>> START Records for the exercise
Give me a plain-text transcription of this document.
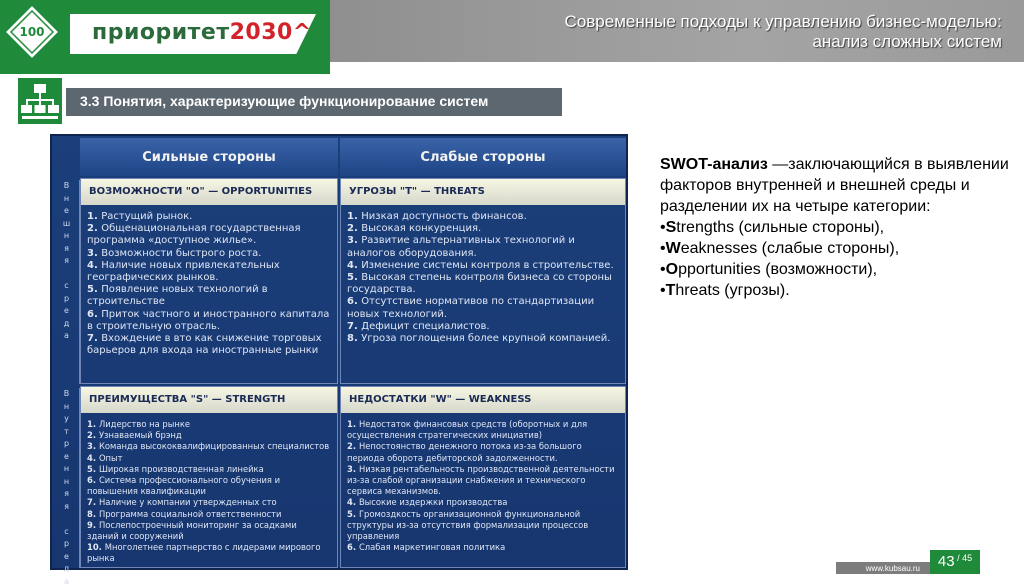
100 приоритет2030^	Современные подходы к управлению бизнес-моделью:
анализ сложных систем
3.3 Понятия, характеризующие функционирование систем
Сильные стороны	Слабые стороны
В
н
е
ш
н
я
я

с
р
е
д
а
В
н
у
т
р
е
н
н
я
я

с
р
е
д
а
ВОЗМОЖНОСТИ "О" — OPPORTUNITIES
1. Растущий рынок.
2. Общенациональная государственная программа «доступное жилье».
3. Возможности быстрого роста.
4. Наличие новых привлекательных географических рынков.
5. Появление новых технологий в строительстве
6. Приток частного и иностранного капитала в строительную отрасль.
7. Вхождение в вто как снижение торговых барьеров для входа на иностранные рынки
УГРОЗЫ "Т" — THREATS
1. Низкая доступность финансов.
2. Высокая конкуренция.
3. Развитие альтернативных технологий и аналогов оборудования.
4. Изменение системы контроля в строительстве.
5. Высокая степень контроля бизнеса со стороны государства.
6. Отсутствие нормативов по стандартизации новых технологий.
7. Дефицит специалистов.
8. Угроза поглощения более крупной компанией.
ПРЕИМУЩЕСТВА "S" — STRENGTH
1. Лидерство на рынке
2. Узнаваемый брэнд
3. Команда высококвалифицированных специалистов
4. Опыт
5. Широкая производственная линейка
6. Система профессионального обучения и повышения квалификации
7. Наличие у компании утвержденных сто
8. Программа социальной ответственности
9. Послепостроечный мониторинг за осадками зданий и сооружений
10. Многолетнее партнерство с лидерами мирового рынка
НЕДОСТАТКИ "W" — WEAKNESS
1. Недостаток финансовых средств (оборотных и для осуществления стратегических инициатив)
2. Непостоянство денежного потока из-за большого периода оборота дебиторской задолженности.
3. Низкая рентабельность производственной деятельности из-за слабой организации снабжения и технического сервиса механизмов.
4. Высокие издержки производства
5. Громоздкость организационной функциональной структуры из-за отсутствия формализации процессов управления
6. Слабая маркетинговая политика
SWOT-анализ —заключающийся в выявлении факторов внутренней и внешней среды и разделении их на четыре категории:
•Strengths (сильные стороны),
•Weaknesses (слабые стороны),
•Opportunities (возможности),
•Threats (угрозы).
www.kubsau.ru	43 / $^{45}$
>> END Records for the exercise
- [Problem description] Reproduce the entries exactly. Do not carry over any picture.

- [The output]
Give me a plain-text transcription of this document.
100 приоритет2030^	Современные подходы к управлению бизнес-моделью:
анализ сложных систем
3.3 Понятия, характеризующие функционирование систем
Сильные стороны	Слабые стороны
В
н
е
ш
н
я
я

с
р
е
д
а
В
н
у
т
р
е
н
н
я
я

с
р
е
д
а
ВОЗМОЖНОСТИ "О" — OPPORTUNITIES
1. Растущий рынок.
2. Общенациональная государственная программа «доступное жилье».
3. Возможности быстрого роста.
4. Наличие новых привлекательных географических рынков.
5. Появление новых технологий в строительстве
6. Приток частного и иностранного капитала в строительную отрасль.
7. Вхождение в вто как снижение торговых барьеров для входа на иностранные рынки
УГРОЗЫ "Т" — THREATS
1. Низкая доступность финансов.
2. Высокая конкуренция.
3. Развитие альтернативных технологий и аналогов оборудования.
4. Изменение системы контроля в строительстве.
5. Высокая степень контроля бизнеса со стороны государства.
6. Отсутствие нормативов по стандартизации новых технологий.
7. Дефицит специалистов.
8. Угроза поглощения более крупной компанией.
ПРЕИМУЩЕСТВА "S" — STRENGTH
1. Лидерство на рынке
2. Узнаваемый брэнд
3. Команда высококвалифицированных специалистов
4. Опыт
5. Широкая производственная линейка
6. Система профессионального обучения и повышения квалификации
7. Наличие у компании утвержденных сто
8. Программа социальной ответственности
9. Послепостроечный мониторинг за осадками зданий и сооружений
10. Многолетнее партнерство с лидерами мирового рынка
НЕДОСТАТКИ "W" — WEAKNESS
1. Недостаток финансовых средств (оборотных и для осуществления стратегических инициатив)
2. Непостоянство денежного потока из-за большого периода оборота дебиторской задолженности.
3. Низкая рентабельность производственной деятельности из-за слабой организации снабжения и технического сервиса механизмов.
4. Высокие издержки производства
5. Громоздкость организационной функциональной структуры из-за отсутствия формализации процессов управления
6. Слабая маркетинговая политика
SWOT-анализ —заключающийся в выявлении факторов внутренней и внешней среды и разделении их на четыре категории:
•Strengths (сильные стороны),
•Weaknesses (слабые стороны),
•Opportunities (возможности),
•Threats (угрозы).
www.kubsau.ru	43 / $^{45}$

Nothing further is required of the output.